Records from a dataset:
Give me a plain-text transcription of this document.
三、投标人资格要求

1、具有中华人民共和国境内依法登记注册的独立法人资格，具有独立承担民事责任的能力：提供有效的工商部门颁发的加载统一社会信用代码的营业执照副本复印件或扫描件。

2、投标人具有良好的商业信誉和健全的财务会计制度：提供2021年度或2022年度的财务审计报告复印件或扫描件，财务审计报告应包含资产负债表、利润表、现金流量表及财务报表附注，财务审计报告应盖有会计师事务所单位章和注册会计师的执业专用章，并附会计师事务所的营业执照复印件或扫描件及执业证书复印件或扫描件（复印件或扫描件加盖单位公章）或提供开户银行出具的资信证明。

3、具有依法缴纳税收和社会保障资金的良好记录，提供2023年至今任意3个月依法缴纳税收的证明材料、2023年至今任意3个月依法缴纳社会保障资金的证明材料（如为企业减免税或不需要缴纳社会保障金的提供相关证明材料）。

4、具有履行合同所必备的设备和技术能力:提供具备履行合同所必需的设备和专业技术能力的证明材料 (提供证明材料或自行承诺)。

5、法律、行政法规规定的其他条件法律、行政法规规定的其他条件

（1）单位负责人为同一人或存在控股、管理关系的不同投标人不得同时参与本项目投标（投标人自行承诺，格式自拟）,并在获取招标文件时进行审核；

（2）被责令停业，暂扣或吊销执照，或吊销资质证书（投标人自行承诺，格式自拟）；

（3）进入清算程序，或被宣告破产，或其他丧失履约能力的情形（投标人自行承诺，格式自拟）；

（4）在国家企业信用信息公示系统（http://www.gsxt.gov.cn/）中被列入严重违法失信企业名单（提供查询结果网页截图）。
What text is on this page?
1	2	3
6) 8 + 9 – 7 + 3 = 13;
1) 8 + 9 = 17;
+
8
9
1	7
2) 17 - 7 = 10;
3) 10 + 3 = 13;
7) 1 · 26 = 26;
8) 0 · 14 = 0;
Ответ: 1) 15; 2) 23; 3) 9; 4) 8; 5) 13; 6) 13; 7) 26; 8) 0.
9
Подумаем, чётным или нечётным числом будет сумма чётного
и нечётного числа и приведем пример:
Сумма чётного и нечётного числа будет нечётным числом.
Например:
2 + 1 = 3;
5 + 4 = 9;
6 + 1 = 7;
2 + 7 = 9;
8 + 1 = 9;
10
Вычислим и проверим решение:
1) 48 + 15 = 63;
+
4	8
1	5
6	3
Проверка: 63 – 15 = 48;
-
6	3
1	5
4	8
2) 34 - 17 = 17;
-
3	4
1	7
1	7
==
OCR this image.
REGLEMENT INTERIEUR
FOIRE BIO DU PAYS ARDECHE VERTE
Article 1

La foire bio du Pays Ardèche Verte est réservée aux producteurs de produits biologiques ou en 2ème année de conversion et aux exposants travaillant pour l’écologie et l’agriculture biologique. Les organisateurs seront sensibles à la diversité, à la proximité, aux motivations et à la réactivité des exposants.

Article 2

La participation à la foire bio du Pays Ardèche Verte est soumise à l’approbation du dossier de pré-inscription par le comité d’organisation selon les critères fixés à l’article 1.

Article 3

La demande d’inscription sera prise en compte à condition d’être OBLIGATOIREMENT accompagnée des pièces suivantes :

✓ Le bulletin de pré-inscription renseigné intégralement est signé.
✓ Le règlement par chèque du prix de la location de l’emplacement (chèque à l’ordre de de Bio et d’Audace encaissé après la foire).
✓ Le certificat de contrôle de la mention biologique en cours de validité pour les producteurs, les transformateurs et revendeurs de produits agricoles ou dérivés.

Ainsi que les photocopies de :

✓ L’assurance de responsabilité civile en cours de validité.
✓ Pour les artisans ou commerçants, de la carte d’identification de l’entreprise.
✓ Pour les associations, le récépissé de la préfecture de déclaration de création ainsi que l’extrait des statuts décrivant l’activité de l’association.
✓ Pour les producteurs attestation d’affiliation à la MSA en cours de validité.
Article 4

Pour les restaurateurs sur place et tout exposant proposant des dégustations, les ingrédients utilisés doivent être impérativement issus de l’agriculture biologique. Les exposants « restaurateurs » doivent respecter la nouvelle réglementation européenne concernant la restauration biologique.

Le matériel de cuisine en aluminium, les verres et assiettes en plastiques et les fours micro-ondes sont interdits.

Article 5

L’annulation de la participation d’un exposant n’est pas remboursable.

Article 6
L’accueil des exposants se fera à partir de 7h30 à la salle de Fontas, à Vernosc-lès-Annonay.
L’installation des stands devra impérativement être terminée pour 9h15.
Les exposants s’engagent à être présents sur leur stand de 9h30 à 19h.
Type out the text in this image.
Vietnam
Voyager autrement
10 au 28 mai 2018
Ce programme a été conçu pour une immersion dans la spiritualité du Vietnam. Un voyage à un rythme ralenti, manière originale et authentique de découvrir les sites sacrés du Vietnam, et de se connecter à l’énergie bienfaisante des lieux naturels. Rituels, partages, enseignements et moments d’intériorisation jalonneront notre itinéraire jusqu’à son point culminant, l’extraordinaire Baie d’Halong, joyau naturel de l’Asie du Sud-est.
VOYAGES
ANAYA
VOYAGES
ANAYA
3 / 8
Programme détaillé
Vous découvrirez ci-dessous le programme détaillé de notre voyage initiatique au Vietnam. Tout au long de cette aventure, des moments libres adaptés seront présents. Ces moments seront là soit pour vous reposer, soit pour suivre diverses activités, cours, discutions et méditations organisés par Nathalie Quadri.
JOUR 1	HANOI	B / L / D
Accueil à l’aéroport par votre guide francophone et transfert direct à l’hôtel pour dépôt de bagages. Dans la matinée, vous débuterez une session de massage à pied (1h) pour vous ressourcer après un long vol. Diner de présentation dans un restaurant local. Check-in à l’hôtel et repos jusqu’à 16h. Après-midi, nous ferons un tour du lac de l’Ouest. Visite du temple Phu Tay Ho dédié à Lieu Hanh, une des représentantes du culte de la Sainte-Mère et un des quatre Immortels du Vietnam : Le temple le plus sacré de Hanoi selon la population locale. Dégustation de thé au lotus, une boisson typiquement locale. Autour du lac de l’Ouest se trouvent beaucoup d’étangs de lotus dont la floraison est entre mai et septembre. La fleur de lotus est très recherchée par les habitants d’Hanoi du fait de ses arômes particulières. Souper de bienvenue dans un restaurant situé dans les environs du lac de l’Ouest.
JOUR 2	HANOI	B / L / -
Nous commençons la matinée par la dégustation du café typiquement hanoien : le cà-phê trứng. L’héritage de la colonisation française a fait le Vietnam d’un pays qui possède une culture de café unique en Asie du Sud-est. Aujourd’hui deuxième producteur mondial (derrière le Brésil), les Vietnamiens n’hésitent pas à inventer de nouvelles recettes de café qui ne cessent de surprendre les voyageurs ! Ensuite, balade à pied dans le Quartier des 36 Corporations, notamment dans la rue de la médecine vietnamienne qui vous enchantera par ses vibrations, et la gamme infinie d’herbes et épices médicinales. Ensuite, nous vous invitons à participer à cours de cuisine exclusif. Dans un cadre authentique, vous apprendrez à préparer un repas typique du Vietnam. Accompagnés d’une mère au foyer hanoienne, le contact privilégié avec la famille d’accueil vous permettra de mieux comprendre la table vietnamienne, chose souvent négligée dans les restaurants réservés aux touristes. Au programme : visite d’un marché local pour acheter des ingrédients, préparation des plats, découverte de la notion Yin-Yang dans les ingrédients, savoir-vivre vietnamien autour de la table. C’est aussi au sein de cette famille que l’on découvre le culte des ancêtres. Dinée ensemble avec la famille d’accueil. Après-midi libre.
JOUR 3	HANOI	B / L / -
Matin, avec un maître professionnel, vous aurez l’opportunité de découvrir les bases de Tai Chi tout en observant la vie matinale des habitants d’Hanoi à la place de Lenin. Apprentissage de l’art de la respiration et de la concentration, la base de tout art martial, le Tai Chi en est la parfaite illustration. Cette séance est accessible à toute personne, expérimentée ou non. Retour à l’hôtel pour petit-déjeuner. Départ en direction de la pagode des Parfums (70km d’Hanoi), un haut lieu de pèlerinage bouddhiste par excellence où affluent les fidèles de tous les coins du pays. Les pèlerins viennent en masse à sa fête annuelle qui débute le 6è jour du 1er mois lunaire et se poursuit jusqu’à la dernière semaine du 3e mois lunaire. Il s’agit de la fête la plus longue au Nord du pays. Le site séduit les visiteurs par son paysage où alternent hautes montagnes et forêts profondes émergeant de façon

Stated exercise
Review the material and copy each line in which the word "participation" appears.

Problem solution
La participation à la foire bio du Pays Ardèche Verte est soumise à l’approbation du dossier de pré-inscription par le comité d’organisation selon les critères fixés à l’article 1.
L’annulation de la participation d’un exposant n’est pas remboursable.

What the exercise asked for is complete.